Check each line of the material. Copy those containing "produk".

[Collected data]
====================

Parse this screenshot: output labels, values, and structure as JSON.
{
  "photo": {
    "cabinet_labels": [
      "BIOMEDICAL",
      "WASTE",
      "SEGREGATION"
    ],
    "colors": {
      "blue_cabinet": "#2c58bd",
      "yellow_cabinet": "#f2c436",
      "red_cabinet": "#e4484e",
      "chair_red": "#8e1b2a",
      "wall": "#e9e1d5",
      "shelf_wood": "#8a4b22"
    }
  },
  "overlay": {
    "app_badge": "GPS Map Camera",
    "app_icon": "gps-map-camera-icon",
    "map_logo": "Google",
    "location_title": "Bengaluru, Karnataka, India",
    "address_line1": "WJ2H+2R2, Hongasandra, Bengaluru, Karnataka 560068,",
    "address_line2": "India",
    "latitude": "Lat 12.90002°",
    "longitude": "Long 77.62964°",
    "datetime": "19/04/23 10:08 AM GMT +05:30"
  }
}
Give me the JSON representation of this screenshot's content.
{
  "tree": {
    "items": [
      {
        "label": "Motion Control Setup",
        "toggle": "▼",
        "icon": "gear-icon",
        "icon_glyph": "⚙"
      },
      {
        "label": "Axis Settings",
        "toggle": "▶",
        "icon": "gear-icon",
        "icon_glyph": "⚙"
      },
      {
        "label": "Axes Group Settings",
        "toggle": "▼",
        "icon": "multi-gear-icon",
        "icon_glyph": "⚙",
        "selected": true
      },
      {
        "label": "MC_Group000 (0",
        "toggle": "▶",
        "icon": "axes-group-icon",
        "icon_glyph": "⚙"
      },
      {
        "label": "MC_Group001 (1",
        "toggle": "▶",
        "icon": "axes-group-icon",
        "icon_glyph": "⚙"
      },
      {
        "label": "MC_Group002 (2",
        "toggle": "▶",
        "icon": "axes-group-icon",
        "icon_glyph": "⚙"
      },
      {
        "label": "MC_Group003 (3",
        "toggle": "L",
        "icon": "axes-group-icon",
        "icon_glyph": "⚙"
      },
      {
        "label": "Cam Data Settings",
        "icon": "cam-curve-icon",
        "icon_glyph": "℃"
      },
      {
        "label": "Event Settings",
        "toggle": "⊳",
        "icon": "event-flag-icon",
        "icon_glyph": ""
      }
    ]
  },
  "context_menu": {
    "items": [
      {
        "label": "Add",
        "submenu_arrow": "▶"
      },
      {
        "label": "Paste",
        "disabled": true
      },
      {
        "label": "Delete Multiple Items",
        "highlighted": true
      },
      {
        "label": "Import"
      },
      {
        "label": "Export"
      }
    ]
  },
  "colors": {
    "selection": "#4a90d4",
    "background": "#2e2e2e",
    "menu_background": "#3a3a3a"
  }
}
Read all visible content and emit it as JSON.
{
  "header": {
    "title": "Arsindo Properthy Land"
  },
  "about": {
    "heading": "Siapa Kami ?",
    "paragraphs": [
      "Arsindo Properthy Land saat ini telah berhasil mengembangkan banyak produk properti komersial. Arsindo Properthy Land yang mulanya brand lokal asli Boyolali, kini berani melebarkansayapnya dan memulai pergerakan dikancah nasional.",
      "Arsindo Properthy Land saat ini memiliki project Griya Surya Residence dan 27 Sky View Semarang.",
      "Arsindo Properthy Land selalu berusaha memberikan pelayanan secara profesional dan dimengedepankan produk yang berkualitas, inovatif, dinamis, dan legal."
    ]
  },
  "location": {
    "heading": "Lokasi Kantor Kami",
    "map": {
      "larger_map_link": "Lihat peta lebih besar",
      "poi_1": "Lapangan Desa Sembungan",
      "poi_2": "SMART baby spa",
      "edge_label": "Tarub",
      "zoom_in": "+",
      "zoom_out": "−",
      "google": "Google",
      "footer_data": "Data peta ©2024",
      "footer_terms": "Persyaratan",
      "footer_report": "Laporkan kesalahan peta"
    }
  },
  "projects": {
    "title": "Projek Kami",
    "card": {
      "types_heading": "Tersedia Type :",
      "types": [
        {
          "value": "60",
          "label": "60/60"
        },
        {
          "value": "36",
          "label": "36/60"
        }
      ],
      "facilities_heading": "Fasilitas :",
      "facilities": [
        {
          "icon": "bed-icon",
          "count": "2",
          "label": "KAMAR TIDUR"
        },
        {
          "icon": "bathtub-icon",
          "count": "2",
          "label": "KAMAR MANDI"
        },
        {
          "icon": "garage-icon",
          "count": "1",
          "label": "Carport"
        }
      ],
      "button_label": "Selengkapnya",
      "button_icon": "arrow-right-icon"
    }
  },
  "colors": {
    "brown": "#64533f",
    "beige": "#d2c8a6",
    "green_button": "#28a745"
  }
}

====================

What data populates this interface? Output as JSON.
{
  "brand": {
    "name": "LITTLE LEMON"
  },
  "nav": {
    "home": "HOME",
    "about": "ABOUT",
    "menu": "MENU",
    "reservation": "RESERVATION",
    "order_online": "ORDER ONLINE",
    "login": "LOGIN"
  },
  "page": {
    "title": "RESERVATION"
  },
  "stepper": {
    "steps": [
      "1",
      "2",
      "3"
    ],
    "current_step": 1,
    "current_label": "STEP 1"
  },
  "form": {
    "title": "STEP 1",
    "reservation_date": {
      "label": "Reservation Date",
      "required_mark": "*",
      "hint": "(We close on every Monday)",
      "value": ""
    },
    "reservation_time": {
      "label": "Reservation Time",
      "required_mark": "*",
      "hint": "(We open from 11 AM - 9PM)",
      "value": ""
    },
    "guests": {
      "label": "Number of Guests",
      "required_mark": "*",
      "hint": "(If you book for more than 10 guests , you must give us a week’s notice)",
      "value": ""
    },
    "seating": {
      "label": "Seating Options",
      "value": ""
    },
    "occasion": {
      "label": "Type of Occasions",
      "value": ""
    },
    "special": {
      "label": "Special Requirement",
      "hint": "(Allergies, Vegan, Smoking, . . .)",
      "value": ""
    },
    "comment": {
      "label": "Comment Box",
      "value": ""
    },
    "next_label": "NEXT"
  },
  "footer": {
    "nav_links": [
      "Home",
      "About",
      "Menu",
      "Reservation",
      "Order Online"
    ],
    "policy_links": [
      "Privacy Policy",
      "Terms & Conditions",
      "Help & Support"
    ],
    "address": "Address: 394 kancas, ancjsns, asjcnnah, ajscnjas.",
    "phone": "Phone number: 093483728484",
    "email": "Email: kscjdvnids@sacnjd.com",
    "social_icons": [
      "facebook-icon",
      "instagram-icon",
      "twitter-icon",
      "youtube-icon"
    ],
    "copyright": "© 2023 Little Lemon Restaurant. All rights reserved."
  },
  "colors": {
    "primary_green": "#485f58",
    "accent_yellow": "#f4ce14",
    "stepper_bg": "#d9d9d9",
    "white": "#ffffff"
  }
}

====================

> Written reply:
      "Arsindo Properthy Land saat ini telah berhasil mengembangkan banyak produk properti komersial. Arsindo Properthy Land yang mulanya brand lokal asli Boyolali, kini berani melebarkansayapnya dan memulai pergerakan dikancah nasional.",
      "Arsindo Properthy Land selalu berusaha memberikan pelayanan secara profesional dan dimengedepankan produk yang berkualitas, inovatif, dinamis, dan legal."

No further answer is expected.